Problem to work on:
Write the material out again exactly.

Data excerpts
· · · ·
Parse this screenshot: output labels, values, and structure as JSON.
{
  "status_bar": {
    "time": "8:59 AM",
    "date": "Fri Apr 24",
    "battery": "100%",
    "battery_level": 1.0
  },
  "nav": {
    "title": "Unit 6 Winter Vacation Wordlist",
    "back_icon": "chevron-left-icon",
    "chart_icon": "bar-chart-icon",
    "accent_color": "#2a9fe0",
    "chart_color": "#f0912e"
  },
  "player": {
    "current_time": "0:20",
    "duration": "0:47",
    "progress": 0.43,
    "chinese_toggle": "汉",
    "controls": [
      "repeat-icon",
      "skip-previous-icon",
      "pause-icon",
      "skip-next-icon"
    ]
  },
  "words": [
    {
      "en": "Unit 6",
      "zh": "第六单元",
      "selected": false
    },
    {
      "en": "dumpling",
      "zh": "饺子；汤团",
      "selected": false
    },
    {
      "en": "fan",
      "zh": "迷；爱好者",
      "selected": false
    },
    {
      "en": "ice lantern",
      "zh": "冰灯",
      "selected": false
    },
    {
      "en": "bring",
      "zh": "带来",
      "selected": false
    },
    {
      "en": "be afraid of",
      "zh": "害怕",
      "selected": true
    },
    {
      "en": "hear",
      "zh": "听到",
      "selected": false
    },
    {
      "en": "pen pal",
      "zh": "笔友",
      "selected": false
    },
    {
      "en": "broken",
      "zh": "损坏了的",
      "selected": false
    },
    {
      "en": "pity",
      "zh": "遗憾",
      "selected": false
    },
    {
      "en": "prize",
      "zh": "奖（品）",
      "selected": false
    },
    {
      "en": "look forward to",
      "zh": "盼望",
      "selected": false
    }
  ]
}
· · · ·
Complete answer:
Parse this screenshot: output labels, values, and structure as JSON.
{
  "status_bar": {
    "time": "8:59 AM",
    "date": "Fri Apr 24",
    "battery": "100%",
    "battery_level": 1.0
  },
  "nav": {
    "title": "Unit 6 Winter Vacation Wordlist",
    "back_icon": "chevron-left-icon",
    "chart_icon": "bar-chart-icon",
    "accent_color": "#2a9fe0",
    "chart_color": "#f0912e"
  },
  "player": {
    "current_time": "0:20",
    "duration": "0:47",
    "progress": 0.43,
    "chinese_toggle": "汉",
    "controls": [
      "repeat-icon",
      "skip-previous-icon",
      "pause-icon",
      "skip-next-icon"
    ]
  },
  "words": [
    {
      "en": "Unit 6",
      "zh": "第六单元",
      "selected": false
    },
    {
      "en": "dumpling",
      "zh": "饺子；汤团",
      "selected": false
    },
    {
      "en": "fan",
      "zh": "迷；爱好者",
      "selected": false
    },
    {
      "en": "ice lantern",
      "zh": "冰灯",
      "selected": false
    },
    {
      "en": "bring",
      "zh": "带来",
      "selected": false
    },
    {
      "en": "be afraid of",
      "zh": "害怕",
      "selected": true
    },
    {
      "en": "hear",
      "zh": "听到",
      "selected": false
    },
    {
      "en": "pen pal",
      "zh": "笔友",
      "selected": false
    },
    {
      "en": "broken",
      "zh": "损坏了的",
      "selected": false
    },
    {
      "en": "pity",
      "zh": "遗憾",
      "selected": false
    },
    {
      "en": "prize",
      "zh": "奖（品）",
      "selected": false
    },
    {
      "en": "look forward to",
      "zh": "盼望",
      "selected": false
    }
  ]
}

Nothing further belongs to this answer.